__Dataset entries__
----------
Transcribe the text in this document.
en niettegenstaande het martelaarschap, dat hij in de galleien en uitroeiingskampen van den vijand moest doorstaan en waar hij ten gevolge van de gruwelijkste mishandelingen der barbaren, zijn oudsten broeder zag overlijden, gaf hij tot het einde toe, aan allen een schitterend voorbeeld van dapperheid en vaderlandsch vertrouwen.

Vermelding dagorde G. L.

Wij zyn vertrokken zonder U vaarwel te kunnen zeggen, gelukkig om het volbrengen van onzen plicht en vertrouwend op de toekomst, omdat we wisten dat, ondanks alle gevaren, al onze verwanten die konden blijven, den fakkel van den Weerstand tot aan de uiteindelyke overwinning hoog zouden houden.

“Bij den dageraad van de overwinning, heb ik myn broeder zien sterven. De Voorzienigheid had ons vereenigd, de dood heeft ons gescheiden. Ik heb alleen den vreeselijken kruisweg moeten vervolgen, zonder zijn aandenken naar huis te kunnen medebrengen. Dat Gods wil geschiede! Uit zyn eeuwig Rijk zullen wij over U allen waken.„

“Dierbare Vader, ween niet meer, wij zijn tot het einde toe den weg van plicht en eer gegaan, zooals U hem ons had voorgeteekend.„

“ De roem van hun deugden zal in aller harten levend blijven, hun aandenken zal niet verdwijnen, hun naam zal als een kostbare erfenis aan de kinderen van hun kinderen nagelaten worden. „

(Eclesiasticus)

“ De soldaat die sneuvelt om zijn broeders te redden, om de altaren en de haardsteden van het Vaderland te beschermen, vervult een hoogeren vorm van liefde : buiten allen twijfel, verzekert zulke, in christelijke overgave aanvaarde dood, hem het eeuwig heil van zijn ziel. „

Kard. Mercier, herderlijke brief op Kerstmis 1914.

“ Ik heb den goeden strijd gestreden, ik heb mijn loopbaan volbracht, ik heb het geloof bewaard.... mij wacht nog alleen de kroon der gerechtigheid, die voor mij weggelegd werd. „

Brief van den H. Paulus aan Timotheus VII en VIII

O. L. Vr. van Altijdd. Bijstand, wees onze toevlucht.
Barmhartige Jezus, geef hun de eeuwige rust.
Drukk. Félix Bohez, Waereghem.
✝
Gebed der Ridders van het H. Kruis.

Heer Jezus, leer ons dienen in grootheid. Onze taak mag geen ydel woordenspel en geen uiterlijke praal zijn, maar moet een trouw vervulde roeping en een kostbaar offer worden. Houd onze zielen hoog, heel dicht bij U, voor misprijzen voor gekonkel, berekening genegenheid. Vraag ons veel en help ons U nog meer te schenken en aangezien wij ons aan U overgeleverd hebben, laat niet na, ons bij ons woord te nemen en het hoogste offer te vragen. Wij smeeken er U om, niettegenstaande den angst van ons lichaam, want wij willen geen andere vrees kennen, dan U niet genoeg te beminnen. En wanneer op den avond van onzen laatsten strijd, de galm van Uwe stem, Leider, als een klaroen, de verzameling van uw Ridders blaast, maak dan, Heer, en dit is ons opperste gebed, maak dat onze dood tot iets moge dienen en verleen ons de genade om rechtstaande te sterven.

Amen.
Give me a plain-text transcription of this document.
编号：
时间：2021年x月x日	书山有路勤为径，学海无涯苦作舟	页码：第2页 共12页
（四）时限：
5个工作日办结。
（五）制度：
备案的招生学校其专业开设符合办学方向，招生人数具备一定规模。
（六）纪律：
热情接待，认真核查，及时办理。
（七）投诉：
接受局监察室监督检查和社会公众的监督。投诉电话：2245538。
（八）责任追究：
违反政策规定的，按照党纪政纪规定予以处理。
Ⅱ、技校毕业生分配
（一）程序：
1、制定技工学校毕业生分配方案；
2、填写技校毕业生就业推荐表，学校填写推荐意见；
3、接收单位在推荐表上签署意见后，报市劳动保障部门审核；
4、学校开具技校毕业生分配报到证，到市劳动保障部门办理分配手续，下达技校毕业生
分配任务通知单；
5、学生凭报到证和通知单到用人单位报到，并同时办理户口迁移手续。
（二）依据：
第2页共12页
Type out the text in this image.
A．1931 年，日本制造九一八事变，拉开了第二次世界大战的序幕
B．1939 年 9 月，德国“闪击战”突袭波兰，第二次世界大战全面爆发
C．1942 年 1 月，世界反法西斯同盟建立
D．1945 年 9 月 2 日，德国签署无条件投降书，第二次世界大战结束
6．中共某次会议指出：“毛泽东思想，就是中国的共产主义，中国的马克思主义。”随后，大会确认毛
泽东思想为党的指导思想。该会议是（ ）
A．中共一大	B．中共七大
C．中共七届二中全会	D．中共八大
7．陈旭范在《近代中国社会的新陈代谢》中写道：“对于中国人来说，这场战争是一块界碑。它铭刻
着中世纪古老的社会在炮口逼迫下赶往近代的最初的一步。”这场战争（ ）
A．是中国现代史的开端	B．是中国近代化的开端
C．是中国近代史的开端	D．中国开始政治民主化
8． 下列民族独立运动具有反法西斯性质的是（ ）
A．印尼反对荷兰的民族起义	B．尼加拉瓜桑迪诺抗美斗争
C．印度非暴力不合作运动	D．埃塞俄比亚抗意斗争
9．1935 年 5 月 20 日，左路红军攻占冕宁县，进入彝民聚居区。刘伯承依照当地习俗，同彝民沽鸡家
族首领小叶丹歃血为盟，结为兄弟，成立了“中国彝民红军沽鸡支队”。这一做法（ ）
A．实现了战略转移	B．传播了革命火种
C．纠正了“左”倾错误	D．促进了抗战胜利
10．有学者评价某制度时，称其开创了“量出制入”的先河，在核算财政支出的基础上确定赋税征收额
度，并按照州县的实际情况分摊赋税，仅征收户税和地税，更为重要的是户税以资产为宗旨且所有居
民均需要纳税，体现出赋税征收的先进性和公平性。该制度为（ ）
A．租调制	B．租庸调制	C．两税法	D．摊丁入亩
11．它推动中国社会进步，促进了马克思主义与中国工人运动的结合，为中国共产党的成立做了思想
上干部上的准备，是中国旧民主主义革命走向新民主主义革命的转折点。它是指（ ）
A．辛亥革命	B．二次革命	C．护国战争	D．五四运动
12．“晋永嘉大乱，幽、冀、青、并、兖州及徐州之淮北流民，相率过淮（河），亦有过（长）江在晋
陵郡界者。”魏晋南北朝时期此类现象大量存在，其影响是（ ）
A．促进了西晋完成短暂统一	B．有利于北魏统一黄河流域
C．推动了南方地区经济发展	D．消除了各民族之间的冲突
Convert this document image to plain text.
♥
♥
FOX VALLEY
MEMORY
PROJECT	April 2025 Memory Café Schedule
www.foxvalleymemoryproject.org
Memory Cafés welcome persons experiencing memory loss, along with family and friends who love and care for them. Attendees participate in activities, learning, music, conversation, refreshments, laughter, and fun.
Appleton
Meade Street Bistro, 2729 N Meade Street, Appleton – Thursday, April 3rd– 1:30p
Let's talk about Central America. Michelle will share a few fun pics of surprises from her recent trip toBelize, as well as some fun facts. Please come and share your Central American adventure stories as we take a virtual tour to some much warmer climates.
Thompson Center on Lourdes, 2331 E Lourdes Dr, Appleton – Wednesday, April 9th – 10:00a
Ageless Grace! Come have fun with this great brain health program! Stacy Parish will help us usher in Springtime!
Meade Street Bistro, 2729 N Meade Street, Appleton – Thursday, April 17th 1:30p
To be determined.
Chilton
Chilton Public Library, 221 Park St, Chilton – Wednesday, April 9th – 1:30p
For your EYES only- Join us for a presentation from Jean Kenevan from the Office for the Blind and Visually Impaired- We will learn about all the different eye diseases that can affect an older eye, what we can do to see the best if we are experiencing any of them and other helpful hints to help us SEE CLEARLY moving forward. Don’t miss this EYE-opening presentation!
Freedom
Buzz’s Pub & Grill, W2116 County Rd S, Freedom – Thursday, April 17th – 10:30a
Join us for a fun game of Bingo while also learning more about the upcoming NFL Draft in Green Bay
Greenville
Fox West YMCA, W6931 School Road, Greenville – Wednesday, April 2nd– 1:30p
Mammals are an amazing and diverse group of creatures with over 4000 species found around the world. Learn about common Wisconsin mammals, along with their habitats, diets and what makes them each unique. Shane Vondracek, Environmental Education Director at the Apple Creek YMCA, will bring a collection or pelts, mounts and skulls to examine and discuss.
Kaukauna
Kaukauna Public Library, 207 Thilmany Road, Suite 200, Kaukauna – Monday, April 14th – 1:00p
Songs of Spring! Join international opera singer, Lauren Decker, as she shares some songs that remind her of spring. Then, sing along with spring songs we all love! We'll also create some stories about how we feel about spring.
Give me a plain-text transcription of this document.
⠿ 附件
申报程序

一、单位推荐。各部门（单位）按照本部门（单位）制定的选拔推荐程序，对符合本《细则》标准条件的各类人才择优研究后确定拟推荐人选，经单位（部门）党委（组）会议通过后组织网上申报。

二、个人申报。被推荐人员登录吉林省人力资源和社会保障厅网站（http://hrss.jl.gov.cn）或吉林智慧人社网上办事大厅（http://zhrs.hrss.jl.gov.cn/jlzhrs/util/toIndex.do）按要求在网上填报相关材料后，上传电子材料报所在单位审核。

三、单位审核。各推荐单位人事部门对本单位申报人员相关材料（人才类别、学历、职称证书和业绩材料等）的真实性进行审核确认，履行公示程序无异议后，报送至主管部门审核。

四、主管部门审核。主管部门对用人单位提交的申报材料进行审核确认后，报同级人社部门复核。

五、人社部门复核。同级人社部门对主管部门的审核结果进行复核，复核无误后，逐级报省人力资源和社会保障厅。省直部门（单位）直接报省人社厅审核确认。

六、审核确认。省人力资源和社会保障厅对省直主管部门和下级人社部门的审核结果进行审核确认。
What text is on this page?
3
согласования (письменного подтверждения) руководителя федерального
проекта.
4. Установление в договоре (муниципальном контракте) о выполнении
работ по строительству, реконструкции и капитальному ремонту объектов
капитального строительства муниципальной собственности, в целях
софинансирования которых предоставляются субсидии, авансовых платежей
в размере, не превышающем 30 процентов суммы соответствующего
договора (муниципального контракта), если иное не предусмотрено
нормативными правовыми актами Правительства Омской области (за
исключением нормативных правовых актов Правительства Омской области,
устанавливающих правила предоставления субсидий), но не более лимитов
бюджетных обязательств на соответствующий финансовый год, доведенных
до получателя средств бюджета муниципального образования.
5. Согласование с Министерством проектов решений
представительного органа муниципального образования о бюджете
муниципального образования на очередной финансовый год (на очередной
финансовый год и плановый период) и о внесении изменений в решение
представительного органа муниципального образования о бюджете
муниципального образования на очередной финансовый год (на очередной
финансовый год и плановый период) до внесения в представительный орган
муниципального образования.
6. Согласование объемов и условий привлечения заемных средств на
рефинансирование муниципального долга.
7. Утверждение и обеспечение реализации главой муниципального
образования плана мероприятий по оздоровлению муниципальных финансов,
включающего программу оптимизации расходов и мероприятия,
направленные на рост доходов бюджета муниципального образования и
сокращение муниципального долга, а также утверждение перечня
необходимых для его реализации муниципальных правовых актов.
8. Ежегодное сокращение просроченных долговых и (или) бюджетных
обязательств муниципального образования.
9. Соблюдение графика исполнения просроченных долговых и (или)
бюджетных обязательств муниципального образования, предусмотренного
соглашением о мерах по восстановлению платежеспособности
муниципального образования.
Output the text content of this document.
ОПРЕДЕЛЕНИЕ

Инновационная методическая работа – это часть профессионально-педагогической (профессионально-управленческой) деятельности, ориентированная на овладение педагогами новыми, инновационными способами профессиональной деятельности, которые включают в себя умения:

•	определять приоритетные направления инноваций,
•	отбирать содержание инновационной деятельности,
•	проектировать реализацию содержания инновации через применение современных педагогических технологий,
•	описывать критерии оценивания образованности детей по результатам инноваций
----------
Would you give again, word for word, every line from the one with "Output the text content of this document." through the final line of the listing above?

Output the text content of this document.
ОПРЕДЕЛЕНИЕ

Инновационная методическая работа – это часть профессионально-педагогической (профессионально-управленческой) деятельности, ориентированная на овладение педагогами новыми, инновационными способами профессиональной деятельности, которые включают в себя умения:

•	определять приоритетные направления инноваций,
•	отбирать содержание инновационной деятельности,
•	проектировать реализацию содержания инновации через применение современных педагогических технологий,
•	описывать критерии оценивания образованности детей по результатам инноваций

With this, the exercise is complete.